OBJECTIVE
Write out the entries from the very first line down to and including the line with "- message-bubble[interactable]: 收到: [98, 440, 209, 511]", keeping every character unchanged.

THE RECORDS

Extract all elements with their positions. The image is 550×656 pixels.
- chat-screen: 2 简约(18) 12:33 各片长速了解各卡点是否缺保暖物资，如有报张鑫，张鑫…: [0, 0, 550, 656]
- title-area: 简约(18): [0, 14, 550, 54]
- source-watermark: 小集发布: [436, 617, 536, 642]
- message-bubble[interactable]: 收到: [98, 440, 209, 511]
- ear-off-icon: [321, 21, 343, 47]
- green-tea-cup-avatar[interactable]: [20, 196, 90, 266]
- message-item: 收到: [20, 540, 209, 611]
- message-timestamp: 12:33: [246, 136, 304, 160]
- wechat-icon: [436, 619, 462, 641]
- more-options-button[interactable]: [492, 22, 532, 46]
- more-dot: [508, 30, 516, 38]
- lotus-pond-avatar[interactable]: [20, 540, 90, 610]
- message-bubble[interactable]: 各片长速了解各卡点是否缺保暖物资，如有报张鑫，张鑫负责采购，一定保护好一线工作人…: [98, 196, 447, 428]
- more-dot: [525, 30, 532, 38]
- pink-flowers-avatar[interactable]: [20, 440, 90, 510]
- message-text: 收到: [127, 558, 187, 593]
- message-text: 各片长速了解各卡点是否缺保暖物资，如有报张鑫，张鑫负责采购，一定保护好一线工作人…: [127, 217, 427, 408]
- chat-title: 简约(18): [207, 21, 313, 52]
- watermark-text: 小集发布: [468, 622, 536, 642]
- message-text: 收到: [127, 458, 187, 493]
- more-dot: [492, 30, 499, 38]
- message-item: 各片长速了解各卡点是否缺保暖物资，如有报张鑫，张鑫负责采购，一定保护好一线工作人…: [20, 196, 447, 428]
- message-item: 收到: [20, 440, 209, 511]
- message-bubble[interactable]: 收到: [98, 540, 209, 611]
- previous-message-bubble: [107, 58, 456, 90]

SOLUTION BELOW
Extract all elements with their positions. The image is 550×656 pixels.
- chat-screen: 2 简约(18) 12:33 各片长速了解各卡点是否缺保暖物资，如有报张鑫，张鑫…: [0, 0, 550, 656]
- title-area: 简约(18): [0, 14, 550, 54]
- source-watermark: 小集发布: [436, 617, 536, 642]
- message-bubble[interactable]: 收到: [98, 440, 209, 511]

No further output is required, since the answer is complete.